Will you write out the data exactly, excluding every picture?

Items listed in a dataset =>
** START **

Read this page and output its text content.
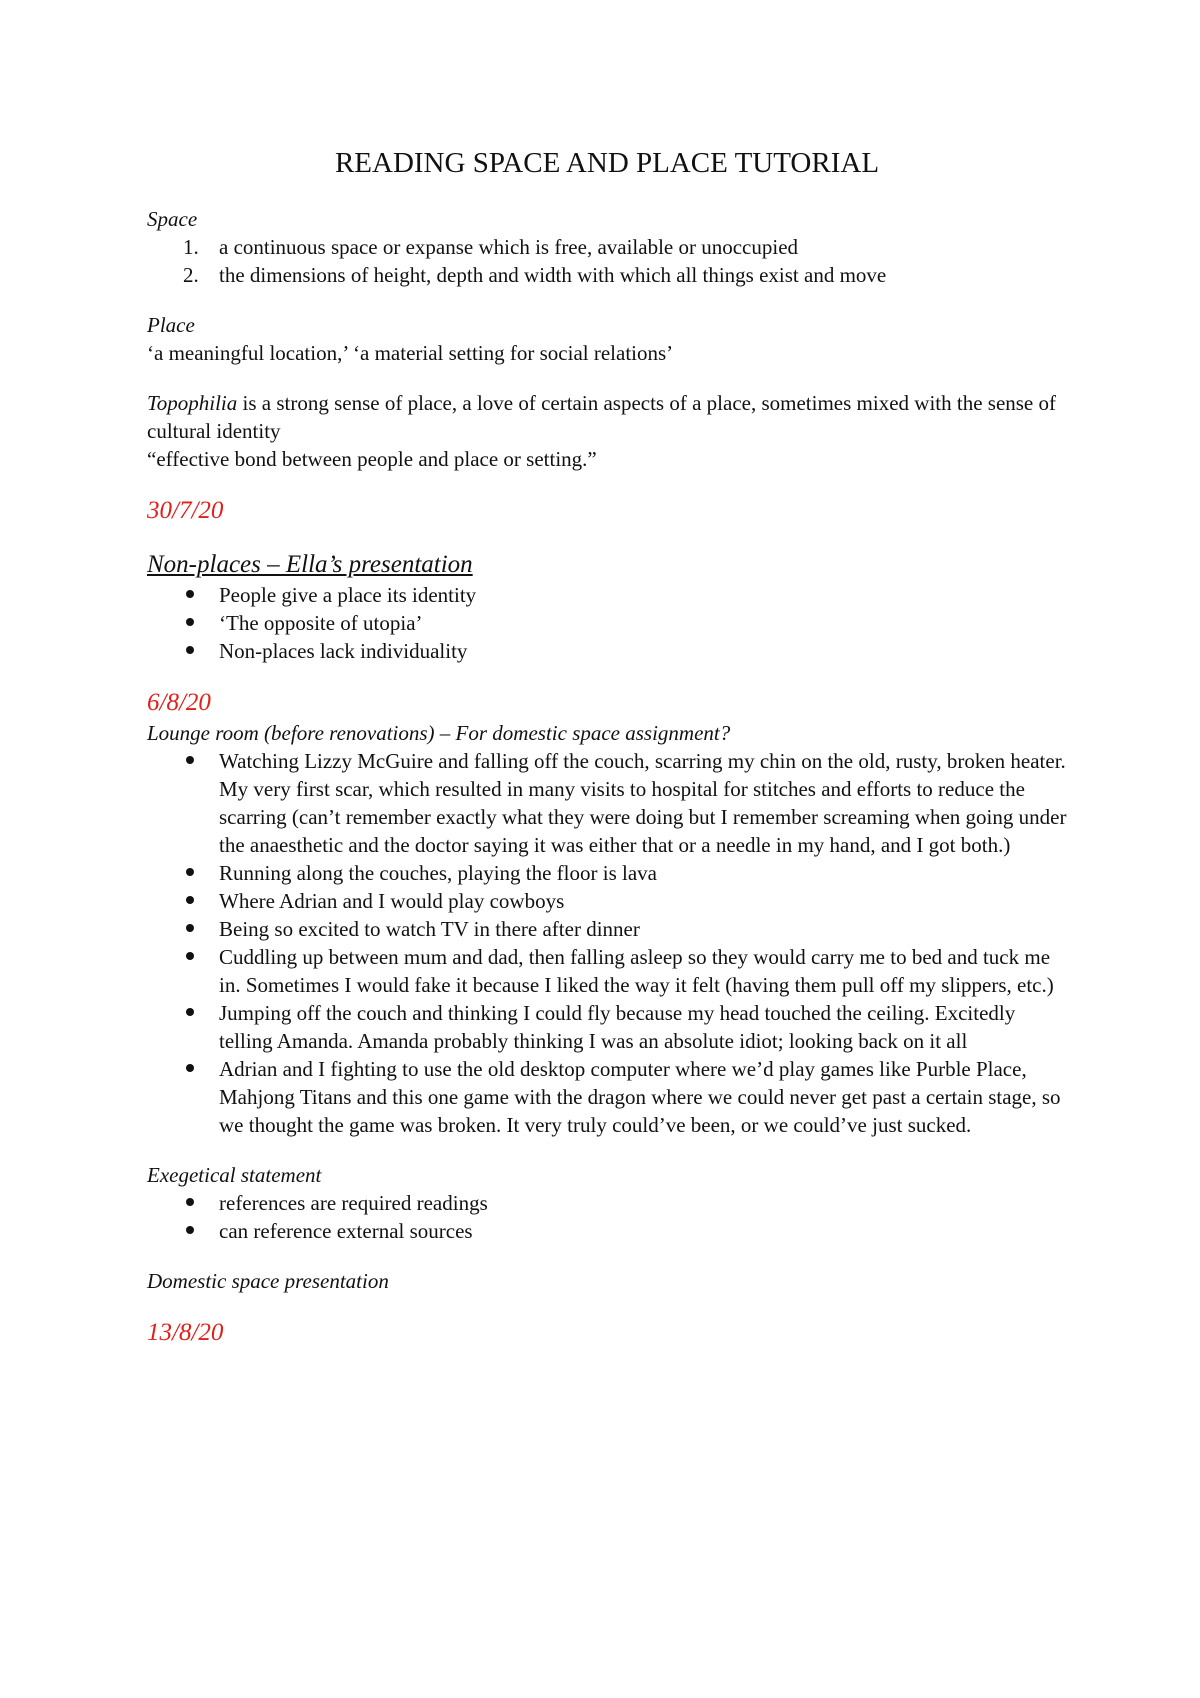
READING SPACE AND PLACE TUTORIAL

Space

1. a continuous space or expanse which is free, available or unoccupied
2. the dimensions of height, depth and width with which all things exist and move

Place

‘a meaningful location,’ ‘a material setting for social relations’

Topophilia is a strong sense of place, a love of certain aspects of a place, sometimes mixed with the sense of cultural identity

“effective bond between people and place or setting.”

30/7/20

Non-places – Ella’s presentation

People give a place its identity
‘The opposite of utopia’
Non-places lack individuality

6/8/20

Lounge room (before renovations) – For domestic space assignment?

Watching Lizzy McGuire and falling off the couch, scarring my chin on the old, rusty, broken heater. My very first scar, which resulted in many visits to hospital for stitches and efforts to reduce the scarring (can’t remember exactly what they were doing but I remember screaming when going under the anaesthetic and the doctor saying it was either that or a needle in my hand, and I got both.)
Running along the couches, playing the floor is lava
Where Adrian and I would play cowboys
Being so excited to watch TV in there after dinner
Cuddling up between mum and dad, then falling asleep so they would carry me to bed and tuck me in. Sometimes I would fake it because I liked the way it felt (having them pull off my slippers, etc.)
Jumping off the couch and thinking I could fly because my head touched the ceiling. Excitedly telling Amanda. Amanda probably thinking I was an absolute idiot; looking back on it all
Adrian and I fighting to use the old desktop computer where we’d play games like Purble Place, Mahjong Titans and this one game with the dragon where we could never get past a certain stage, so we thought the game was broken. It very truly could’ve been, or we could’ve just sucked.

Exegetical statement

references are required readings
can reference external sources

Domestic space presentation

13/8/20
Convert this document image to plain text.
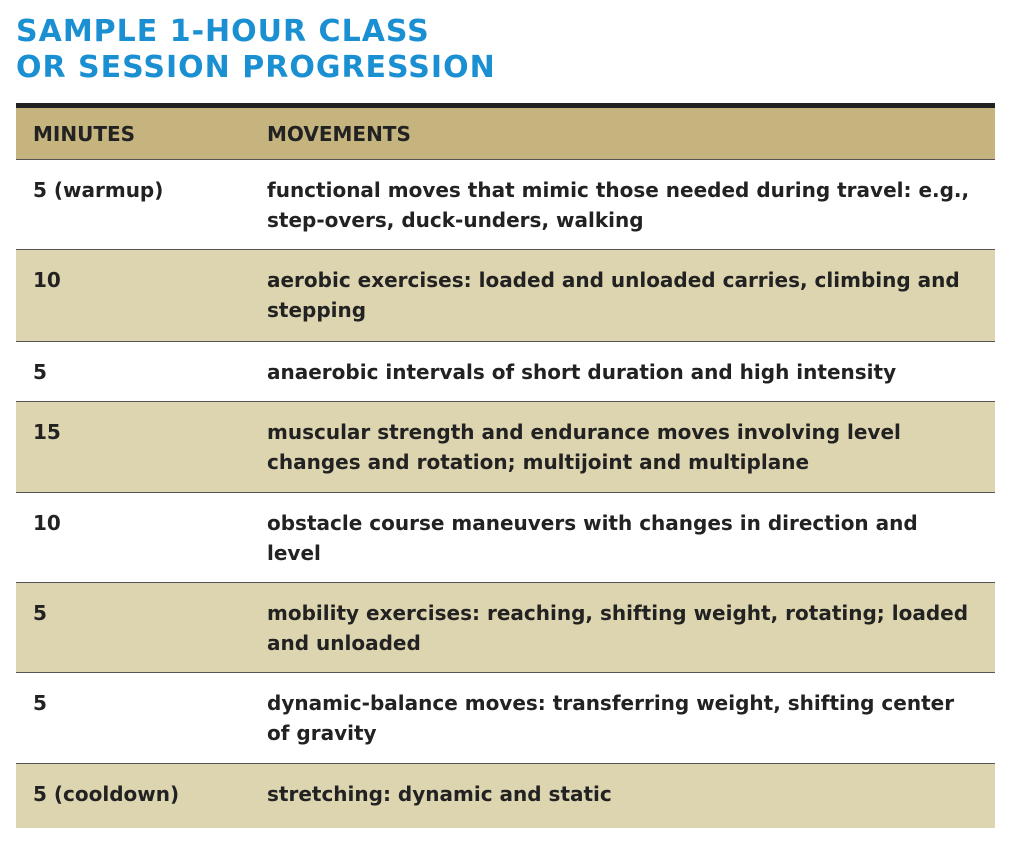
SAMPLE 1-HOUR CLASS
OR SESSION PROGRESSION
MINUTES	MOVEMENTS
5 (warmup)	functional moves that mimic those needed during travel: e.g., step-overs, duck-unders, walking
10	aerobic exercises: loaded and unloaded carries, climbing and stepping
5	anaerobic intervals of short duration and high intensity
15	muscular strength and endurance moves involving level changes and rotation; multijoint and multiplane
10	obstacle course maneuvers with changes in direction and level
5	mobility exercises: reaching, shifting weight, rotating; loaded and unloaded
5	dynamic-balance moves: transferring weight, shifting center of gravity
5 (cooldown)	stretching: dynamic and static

** END **

Response below =>
Read this page and output its text content.
READING SPACE AND PLACE TUTORIAL

Space

1. a continuous space or expanse which is free, available or unoccupied
2. the dimensions of height, depth and width with which all things exist and move

Place

‘a meaningful location,’ ‘a material setting for social relations’

Topophilia is a strong sense of place, a love of certain aspects of a place, sometimes mixed with the sense of cultural identity

“effective bond between people and place or setting.”

30/7/20

Non-places – Ella’s presentation

People give a place its identity
‘The opposite of utopia’
Non-places lack individuality

6/8/20

Lounge room (before renovations) – For domestic space assignment?

Watching Lizzy McGuire and falling off the couch, scarring my chin on the old, rusty, broken heater. My very first scar, which resulted in many visits to hospital for stitches and efforts to reduce the scarring (can’t remember exactly what they were doing but I remember screaming when going under the anaesthetic and the doctor saying it was either that or a needle in my hand, and I got both.)
Running along the couches, playing the floor is lava
Where Adrian and I would play cowboys
Being so excited to watch TV in there after dinner
Cuddling up between mum and dad, then falling asleep so they would carry me to bed and tuck me in. Sometimes I would fake it because I liked the way it felt (having them pull off my slippers, etc.)
Jumping off the couch and thinking I could fly because my head touched the ceiling. Excitedly telling Amanda. Amanda probably thinking I was an absolute idiot; looking back on it all
Adrian and I fighting to use the old desktop computer where we’d play games like Purble Place, Mahjong Titans and this one game with the dragon where we could never get past a certain stage, so we thought the game was broken. It very truly could’ve been, or we could’ve just sucked.

Exegetical statement

references are required readings
can reference external sources

Domestic space presentation

13/8/20
Convert this document image to plain text.
SAMPLE 1-HOUR CLASS
OR SESSION PROGRESSION
MINUTES	MOVEMENTS
5 (warmup)	functional moves that mimic those needed during travel: e.g., step-overs, duck-unders, walking
10	aerobic exercises: loaded and unloaded carries, climbing and stepping
5	anaerobic intervals of short duration and high intensity
15	muscular strength and endurance moves involving level changes and rotation; multijoint and multiplane
10	obstacle course maneuvers with changes in direction and level
5	mobility exercises: reaching, shifting weight, rotating; loaded and unloaded
5	dynamic-balance moves: transferring weight, shifting center of gravity
5 (cooldown)	stretching: dynamic and static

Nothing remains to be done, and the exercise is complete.